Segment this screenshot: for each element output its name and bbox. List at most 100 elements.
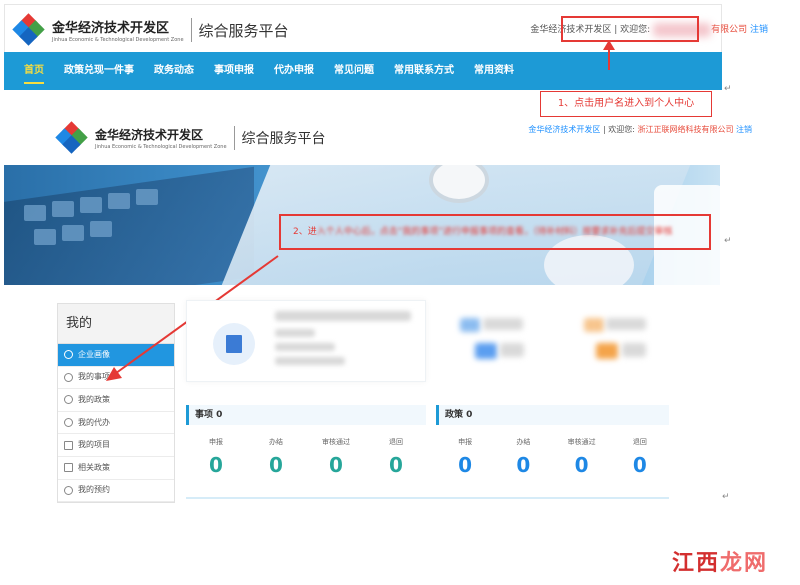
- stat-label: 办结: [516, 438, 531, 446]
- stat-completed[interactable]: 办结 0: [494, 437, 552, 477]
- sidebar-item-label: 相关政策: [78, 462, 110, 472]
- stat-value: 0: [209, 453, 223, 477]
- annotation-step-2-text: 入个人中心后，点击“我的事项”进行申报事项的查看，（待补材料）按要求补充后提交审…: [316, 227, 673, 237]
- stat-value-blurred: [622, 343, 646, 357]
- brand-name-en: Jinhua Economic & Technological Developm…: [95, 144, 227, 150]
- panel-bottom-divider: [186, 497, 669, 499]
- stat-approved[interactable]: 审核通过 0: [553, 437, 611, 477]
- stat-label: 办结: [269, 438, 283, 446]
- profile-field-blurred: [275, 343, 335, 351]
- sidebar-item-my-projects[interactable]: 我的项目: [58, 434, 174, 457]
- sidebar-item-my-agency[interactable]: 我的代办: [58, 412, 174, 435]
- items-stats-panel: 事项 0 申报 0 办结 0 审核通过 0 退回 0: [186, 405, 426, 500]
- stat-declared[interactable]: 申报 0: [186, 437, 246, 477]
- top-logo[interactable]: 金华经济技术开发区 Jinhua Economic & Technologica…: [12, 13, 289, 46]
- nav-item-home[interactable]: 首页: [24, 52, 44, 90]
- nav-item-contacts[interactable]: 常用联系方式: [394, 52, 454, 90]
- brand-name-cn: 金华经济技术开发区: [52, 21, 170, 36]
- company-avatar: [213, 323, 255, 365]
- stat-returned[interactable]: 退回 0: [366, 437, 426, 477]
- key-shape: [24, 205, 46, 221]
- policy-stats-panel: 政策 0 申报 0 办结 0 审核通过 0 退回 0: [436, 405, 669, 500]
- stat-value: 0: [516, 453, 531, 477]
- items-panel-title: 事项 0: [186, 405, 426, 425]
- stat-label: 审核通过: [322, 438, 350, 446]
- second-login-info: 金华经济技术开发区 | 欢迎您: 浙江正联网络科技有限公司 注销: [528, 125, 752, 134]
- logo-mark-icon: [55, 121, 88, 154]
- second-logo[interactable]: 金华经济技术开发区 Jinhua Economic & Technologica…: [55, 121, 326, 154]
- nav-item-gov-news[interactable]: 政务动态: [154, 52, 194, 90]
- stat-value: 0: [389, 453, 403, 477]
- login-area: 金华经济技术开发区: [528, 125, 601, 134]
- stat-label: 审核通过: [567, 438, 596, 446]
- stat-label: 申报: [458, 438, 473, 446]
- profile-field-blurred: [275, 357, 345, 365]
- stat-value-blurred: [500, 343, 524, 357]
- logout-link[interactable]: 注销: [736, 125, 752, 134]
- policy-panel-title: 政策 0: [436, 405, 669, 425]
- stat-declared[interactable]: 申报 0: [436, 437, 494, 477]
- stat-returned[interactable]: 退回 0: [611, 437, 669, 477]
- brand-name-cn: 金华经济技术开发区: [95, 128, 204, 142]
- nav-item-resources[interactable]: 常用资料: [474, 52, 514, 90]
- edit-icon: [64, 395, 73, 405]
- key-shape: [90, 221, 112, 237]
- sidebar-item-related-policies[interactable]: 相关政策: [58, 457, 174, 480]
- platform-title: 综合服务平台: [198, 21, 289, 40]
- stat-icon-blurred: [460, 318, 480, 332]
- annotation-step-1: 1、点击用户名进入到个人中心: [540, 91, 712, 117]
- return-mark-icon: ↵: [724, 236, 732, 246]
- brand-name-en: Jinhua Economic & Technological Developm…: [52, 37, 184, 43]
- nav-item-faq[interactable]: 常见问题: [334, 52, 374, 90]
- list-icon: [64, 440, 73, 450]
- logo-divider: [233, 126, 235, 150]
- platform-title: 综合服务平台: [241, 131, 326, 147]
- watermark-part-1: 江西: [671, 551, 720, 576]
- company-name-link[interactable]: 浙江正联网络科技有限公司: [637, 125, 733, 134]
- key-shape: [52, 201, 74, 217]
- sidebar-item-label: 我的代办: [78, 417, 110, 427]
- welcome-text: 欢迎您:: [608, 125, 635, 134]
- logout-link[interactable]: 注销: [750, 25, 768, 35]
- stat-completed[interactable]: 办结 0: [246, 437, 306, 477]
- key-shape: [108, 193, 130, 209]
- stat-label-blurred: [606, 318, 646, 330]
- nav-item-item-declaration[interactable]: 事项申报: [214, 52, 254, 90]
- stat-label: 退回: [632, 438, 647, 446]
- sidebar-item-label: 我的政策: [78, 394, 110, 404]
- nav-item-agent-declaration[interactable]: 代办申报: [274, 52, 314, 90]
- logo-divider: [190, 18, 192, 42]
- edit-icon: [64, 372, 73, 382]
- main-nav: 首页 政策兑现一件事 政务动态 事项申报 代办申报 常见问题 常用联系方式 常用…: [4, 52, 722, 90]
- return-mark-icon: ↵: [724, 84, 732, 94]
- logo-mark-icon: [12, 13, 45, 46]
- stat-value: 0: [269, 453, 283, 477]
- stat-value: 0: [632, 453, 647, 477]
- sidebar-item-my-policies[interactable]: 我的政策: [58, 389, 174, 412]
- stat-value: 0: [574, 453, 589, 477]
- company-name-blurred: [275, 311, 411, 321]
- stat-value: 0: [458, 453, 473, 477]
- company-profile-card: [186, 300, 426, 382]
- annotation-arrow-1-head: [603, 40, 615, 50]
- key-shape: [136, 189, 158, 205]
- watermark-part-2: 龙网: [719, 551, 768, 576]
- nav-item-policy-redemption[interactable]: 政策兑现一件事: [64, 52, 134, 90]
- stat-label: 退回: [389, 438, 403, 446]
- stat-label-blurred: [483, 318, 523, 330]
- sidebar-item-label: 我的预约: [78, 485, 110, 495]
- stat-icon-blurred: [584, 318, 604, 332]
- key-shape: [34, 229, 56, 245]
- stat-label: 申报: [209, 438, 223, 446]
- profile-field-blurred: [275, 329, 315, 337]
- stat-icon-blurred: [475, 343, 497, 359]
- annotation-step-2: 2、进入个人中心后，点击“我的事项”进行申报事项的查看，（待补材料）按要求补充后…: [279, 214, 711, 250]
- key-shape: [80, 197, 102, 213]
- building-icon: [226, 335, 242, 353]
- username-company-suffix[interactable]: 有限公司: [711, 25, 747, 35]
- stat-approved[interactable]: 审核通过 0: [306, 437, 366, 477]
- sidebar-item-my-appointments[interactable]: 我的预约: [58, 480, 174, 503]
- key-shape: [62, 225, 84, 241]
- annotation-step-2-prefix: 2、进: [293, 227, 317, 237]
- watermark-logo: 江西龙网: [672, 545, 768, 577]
┄┄┄┄┄┄
Quote the listing from the line containing "- stat-label: 办结: [516, 438, 531, 446]" up to and including the line containing "- stat-label: 办结: [269, 438, 283, 446]".

- stat-label: 办结: [516, 438, 531, 446]
- stat-completed[interactable]: 办结 0: [494, 437, 552, 477]
- sidebar-item-label: 相关政策: [78, 462, 110, 472]
- stat-value: 0: [209, 453, 223, 477]
- annotation-step-2-text: 入个人中心后，点击“我的事项”进行申报事项的查看，（待补材料）按要求补充后提交审…: [316, 227, 673, 237]
- stat-value-blurred: [622, 343, 646, 357]
- brand-name-en: Jinhua Economic & Technological Developm…: [95, 144, 227, 150]
- panel-bottom-divider: [186, 497, 669, 499]
- stat-approved[interactable]: 审核通过 0: [553, 437, 611, 477]
- stat-label: 办结: [269, 438, 283, 446]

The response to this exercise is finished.